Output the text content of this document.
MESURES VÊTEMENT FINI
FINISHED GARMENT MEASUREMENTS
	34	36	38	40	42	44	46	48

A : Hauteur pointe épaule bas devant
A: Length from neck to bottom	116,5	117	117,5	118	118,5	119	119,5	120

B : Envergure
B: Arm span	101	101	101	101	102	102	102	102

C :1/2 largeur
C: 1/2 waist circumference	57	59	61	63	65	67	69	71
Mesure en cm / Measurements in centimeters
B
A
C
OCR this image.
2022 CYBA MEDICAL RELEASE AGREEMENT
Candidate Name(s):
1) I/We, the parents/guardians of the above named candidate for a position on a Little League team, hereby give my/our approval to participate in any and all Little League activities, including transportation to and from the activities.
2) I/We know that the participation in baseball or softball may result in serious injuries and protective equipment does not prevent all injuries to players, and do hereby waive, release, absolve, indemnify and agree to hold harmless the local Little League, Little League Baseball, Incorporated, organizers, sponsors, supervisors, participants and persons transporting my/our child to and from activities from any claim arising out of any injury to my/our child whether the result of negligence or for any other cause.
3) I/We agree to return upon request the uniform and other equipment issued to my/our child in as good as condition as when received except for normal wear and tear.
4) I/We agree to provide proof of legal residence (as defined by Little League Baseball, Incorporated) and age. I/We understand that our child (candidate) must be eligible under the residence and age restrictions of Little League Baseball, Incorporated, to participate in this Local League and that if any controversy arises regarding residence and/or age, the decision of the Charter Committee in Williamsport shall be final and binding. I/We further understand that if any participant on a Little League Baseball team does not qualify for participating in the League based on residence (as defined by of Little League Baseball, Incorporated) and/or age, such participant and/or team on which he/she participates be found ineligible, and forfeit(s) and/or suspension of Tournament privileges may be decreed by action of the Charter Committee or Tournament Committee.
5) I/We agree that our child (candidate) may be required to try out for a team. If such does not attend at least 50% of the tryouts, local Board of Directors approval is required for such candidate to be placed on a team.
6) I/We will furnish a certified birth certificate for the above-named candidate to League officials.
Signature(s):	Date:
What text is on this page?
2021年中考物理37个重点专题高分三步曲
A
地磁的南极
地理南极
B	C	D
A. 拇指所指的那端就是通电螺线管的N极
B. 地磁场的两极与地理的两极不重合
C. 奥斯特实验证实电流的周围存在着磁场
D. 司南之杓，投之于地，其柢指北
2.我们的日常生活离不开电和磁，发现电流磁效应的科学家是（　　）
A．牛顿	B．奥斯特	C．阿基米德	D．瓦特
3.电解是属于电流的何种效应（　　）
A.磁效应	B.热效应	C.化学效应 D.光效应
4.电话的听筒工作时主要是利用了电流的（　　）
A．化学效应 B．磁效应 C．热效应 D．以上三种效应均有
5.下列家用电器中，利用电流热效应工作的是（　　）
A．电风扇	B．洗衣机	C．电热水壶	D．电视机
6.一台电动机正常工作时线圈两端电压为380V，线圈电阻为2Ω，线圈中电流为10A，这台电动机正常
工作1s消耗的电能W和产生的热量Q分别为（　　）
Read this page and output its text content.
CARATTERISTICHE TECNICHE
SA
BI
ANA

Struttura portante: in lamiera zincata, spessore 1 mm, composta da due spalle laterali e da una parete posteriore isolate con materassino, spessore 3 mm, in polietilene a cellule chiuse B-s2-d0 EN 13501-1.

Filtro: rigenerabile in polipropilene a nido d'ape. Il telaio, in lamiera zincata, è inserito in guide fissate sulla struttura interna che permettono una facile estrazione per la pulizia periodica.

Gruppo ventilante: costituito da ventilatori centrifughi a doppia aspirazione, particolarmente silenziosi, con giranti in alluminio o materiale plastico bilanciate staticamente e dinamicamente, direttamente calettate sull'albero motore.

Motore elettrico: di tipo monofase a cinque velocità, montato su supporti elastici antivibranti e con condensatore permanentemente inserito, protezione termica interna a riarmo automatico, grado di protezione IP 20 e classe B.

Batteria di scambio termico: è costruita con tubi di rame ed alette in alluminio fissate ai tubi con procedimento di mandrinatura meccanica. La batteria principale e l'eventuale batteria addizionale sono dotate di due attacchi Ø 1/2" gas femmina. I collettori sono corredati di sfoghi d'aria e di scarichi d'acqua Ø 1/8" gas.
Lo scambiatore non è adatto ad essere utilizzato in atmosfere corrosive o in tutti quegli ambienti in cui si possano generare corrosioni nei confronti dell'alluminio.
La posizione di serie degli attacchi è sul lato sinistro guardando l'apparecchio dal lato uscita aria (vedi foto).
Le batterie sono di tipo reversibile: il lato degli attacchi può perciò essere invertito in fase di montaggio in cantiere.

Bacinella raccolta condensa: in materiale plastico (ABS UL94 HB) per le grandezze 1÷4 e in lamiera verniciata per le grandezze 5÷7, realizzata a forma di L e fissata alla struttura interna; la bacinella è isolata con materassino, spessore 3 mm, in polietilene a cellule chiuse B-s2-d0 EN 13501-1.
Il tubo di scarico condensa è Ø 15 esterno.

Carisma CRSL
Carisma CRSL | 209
━━━━━━━━━━━━━━━━
▶ [Required work]
Whenever "named" turns up in a line, pick that line out.

▶ [Solution to this task]
1) I/We, the parents/guardians of the above named candidate for a position on a Little League team, hereby give my/our approval to participate in any and all Little League activities, including transportation to and from the activities.
6) I/We will furnish a certified birth certificate for the above-named candidate to League officials.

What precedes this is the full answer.